Written exercise: Copy each line below without leaving any out.

Data shown:
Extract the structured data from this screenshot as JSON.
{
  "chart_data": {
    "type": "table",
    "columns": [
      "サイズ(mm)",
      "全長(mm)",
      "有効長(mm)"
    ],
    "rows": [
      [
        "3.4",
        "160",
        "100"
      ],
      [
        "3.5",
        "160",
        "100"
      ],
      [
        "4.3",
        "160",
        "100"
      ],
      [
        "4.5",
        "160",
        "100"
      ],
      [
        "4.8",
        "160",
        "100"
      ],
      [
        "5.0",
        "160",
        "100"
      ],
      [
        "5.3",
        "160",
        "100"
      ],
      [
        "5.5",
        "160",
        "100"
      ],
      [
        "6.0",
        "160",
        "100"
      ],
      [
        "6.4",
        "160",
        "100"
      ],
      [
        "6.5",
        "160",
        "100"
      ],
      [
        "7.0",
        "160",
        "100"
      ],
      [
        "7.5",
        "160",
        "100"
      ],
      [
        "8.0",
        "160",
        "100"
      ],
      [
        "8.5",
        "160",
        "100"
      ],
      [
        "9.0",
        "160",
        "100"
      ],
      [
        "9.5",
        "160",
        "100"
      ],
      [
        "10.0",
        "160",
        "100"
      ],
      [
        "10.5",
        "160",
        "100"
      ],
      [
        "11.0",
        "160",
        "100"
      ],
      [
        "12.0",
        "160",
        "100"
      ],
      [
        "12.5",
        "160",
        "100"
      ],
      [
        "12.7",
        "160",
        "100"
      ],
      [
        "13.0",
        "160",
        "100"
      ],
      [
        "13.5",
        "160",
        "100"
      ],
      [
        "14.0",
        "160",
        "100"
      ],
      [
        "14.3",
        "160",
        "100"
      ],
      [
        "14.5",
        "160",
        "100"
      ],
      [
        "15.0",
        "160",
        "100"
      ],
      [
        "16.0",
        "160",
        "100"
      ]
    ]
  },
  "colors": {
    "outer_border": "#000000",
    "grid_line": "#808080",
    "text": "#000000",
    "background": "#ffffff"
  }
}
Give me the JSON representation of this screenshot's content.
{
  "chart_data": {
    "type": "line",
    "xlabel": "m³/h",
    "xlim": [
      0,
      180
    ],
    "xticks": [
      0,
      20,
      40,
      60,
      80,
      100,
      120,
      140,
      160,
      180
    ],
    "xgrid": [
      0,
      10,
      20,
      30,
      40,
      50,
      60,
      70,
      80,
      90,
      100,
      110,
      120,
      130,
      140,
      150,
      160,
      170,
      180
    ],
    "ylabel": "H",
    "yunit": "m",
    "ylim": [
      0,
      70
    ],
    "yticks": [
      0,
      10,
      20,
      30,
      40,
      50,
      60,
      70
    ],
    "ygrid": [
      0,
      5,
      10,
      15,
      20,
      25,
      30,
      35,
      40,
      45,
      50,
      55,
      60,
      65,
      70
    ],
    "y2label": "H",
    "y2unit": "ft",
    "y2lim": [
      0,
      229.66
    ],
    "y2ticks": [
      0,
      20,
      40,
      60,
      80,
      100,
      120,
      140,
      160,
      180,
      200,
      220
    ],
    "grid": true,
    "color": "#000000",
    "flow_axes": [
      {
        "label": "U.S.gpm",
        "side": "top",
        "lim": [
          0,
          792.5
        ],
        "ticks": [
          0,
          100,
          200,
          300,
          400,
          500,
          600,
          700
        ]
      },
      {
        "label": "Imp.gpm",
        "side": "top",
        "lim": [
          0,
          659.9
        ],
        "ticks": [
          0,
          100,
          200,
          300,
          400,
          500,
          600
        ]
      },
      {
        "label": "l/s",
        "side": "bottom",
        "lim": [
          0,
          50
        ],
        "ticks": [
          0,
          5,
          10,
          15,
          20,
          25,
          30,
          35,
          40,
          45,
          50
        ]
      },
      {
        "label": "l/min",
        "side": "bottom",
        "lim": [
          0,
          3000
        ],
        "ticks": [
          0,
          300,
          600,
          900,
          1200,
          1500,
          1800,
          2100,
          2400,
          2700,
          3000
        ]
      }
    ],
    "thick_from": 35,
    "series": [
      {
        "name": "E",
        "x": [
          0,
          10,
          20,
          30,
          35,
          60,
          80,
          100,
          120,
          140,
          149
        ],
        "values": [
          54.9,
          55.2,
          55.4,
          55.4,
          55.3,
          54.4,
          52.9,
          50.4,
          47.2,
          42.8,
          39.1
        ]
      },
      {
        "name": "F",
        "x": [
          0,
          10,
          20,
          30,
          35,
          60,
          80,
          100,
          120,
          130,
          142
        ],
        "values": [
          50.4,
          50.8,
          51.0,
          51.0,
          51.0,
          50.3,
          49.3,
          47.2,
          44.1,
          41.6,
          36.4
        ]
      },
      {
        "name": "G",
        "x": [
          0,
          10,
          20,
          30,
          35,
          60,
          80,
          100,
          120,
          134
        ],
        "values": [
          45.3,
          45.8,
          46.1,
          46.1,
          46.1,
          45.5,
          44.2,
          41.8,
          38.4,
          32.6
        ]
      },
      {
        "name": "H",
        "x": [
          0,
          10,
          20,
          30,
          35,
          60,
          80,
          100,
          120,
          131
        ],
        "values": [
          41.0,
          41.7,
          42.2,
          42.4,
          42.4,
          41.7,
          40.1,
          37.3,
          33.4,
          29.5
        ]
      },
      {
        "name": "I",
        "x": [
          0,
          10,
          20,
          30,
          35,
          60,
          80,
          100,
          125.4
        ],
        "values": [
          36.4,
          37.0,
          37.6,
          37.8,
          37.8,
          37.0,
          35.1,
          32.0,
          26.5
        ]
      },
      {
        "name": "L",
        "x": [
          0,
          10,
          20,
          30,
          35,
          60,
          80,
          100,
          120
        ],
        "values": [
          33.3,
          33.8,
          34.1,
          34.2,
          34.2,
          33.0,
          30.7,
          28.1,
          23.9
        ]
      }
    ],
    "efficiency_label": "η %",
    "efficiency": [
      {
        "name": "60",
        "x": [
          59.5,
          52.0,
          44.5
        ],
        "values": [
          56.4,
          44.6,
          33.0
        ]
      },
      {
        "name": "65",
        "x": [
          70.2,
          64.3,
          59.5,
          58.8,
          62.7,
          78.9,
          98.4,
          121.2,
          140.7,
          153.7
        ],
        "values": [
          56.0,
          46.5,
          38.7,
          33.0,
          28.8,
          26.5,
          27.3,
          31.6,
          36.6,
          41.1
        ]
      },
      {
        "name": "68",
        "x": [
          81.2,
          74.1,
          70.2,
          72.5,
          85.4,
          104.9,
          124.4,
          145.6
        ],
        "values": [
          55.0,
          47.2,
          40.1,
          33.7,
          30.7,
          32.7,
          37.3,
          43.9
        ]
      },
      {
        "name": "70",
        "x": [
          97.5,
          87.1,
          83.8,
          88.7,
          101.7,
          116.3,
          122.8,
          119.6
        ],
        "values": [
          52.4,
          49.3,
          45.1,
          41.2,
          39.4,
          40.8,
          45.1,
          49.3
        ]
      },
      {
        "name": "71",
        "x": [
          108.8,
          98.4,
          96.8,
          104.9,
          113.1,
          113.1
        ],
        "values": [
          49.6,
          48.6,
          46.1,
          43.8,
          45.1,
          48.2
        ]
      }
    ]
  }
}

Worked answer:
Extract the structured data from this screenshot as JSON.
{
  "chart_data": {
    "type": "table",
    "columns": [
      "サイズ(mm)",
      "全長(mm)",
      "有効長(mm)"
    ],
    "rows": [
      [
        "3.4",
        "160",
        "100"
      ],
      [
        "3.5",
        "160",
        "100"
      ],
      [
        "4.3",
        "160",
        "100"
      ],
      [
        "4.5",
        "160",
        "100"
      ],
      [
        "4.8",
        "160",
        "100"
      ],
      [
        "5.0",
        "160",
        "100"
      ],
      [
        "5.3",
        "160",
        "100"
      ],
      [
        "5.5",
        "160",
        "100"
      ],
      [
        "6.0",
        "160",
        "100"
      ],
      [
        "6.4",
        "160",
        "100"
      ],
      [
        "6.5",
        "160",
        "100"
      ],
      [
        "7.0",
        "160",
        "100"
      ],
      [
        "7.5",
        "160",
        "100"
      ],
      [
        "8.0",
        "160",
        "100"
      ],
      [
        "8.5",
        "160",
        "100"
      ],
      [
        "9.0",
        "160",
        "100"
      ],
      [
        "9.5",
        "160",
        "100"
      ],
      [
        "10.0",
        "160",
        "100"
      ],
      [
        "10.5",
        "160",
        "100"
      ],
      [
        "11.0",
        "160",
        "100"
      ],
      [
        "12.0",
        "160",
        "100"
      ],
      [
        "12.5",
        "160",
        "100"
      ],
      [
        "12.7",
        "160",
        "100"
      ],
      [
        "13.0",
        "160",
        "100"
      ],
      [
        "13.5",
        "160",
        "100"
      ],
      [
        "14.0",
        "160",
        "100"
      ],
      [
        "14.3",
        "160",
        "100"
      ],
      [
        "14.5",
        "160",
        "100"
      ],
      [
        "15.0",
        "160",
        "100"
      ],
      [
        "16.0",
        "160",
        "100"
      ]
    ]
  },
  "colors": {
    "outer_border": "#000000",
    "grid_line": "#808080",
    "text": "#000000",
    "background": "#ffffff"
  }
}
Give me the JSON representation of this screenshot's content.
{
  "chart_data": {
    "type": "line",
    "xlabel": "m³/h",
    "xlim": [
      0,
      180
    ],
    "xticks": [
      0,
      20,
      40,
      60,
      80,
      100,
      120,
      140,
      160,
      180
    ],
    "xgrid": [
      0,
      10,
      20,
      30,
      40,
      50,
      60,
      70,
      80,
      90,
      100,
      110,
      120,
      130,
      140,
      150,
      160,
      170,
      180
    ],
    "ylabel": "H",
    "yunit": "m",
    "ylim": [
      0,
      70
    ],
    "yticks": [
      0,
      10,
      20,
      30,
      40,
      50,
      60,
      70
    ],
    "ygrid": [
      0,
      5,
      10,
      15,
      20,
      25,
      30,
      35,
      40,
      45,
      50,
      55,
      60,
      65,
      70
    ],
    "y2label": "H",
    "y2unit": "ft",
    "y2lim": [
      0,
      229.66
    ],
    "y2ticks": [
      0,
      20,
      40,
      60,
      80,
      100,
      120,
      140,
      160,
      180,
      200,
      220
    ],
    "grid": true,
    "color": "#000000",
    "flow_axes": [
      {
        "label": "U.S.gpm",
        "side": "top",
        "lim": [
          0,
          792.5
        ],
        "ticks": [
          0,
          100,
          200,
          300,
          400,
          500,
          600,
          700
        ]
      },
      {
        "label": "Imp.gpm",
        "side": "top",
        "lim": [
          0,
          659.9
        ],
        "ticks": [
          0,
          100,
          200,
          300,
          400,
          500,
          600
        ]
      },
      {
        "label": "l/s",
        "side": "bottom",
        "lim": [
          0,
          50
        ],
        "ticks": [
          0,
          5,
          10,
          15,
          20,
          25,
          30,
          35,
          40,
          45,
          50
        ]
      },
      {
        "label": "l/min",
        "side": "bottom",
        "lim": [
          0,
          3000
        ],
        "ticks": [
          0,
          300,
          600,
          900,
          1200,
          1500,
          1800,
          2100,
          2400,
          2700,
          3000
        ]
      }
    ],
    "thick_from": 35,
    "series": [
      {
        "name": "E",
        "x": [
          0,
          10,
          20,
          30,
          35,
          60,
          80,
          100,
          120,
          140,
          149
        ],
        "values": [
          54.9,
          55.2,
          55.4,
          55.4,
          55.3,
          54.4,
          52.9,
          50.4,
          47.2,
          42.8,
          39.1
        ]
      },
      {
        "name": "F",
        "x": [
          0,
          10,
          20,
          30,
          35,
          60,
          80,
          100,
          120,
          130,
          142
        ],
        "values": [
          50.4,
          50.8,
          51.0,
          51.0,
          51.0,
          50.3,
          49.3,
          47.2,
          44.1,
          41.6,
          36.4
        ]
      },
      {
        "name": "G",
        "x": [
          0,
          10,
          20,
          30,
          35,
          60,
          80,
          100,
          120,
          134
        ],
        "values": [
          45.3,
          45.8,
          46.1,
          46.1,
          46.1,
          45.5,
          44.2,
          41.8,
          38.4,
          32.6
        ]
      },
      {
        "name": "H",
        "x": [
          0,
          10,
          20,
          30,
          35,
          60,
          80,
          100,
          120,
          131
        ],
        "values": [
          41.0,
          41.7,
          42.2,
          42.4,
          42.4,
          41.7,
          40.1,
          37.3,
          33.4,
          29.5
        ]
      },
      {
        "name": "I",
        "x": [
          0,
          10,
          20,
          30,
          35,
          60,
          80,
          100,
          125.4
        ],
        "values": [
          36.4,
          37.0,
          37.6,
          37.8,
          37.8,
          37.0,
          35.1,
          32.0,
          26.5
        ]
      },
      {
        "name": "L",
        "x": [
          0,
          10,
          20,
          30,
          35,
          60,
          80,
          100,
          120
        ],
        "values": [
          33.3,
          33.8,
          34.1,
          34.2,
          34.2,
          33.0,
          30.7,
          28.1,
          23.9
        ]
      }
    ],
    "efficiency_label": "η %",
    "efficiency": [
      {
        "name": "60",
        "x": [
          59.5,
          52.0,
          44.5
        ],
        "values": [
          56.4,
          44.6,
          33.0
        ]
      },
      {
        "name": "65",
        "x": [
          70.2,
          64.3,
          59.5,
          58.8,
          62.7,
          78.9,
          98.4,
          121.2,
          140.7,
          153.7
        ],
        "values": [
          56.0,
          46.5,
          38.7,
          33.0,
          28.8,
          26.5,
          27.3,
          31.6,
          36.6,
          41.1
        ]
      },
      {
        "name": "68",
        "x": [
          81.2,
          74.1,
          70.2,
          72.5,
          85.4,
          104.9,
          124.4,
          145.6
        ],
        "values": [
          55.0,
          47.2,
          40.1,
          33.7,
          30.7,
          32.7,
          37.3,
          43.9
        ]
      },
      {
        "name": "70",
        "x": [
          97.5,
          87.1,
          83.8,
          88.7,
          101.7,
          116.3,
          122.8,
          119.6
        ],
        "values": [
          52.4,
          49.3,
          45.1,
          41.2,
          39.4,
          40.8,
          45.1,
          49.3
        ]
      },
      {
        "name": "71",
        "x": [
          108.8,
          98.4,
          96.8,
          104.9,
          113.1,
          113.1
        ],
        "values": [
          49.6,
          48.6,
          46.1,
          43.8,
          45.1,
          48.2
        ]
      }
    ]
  }
}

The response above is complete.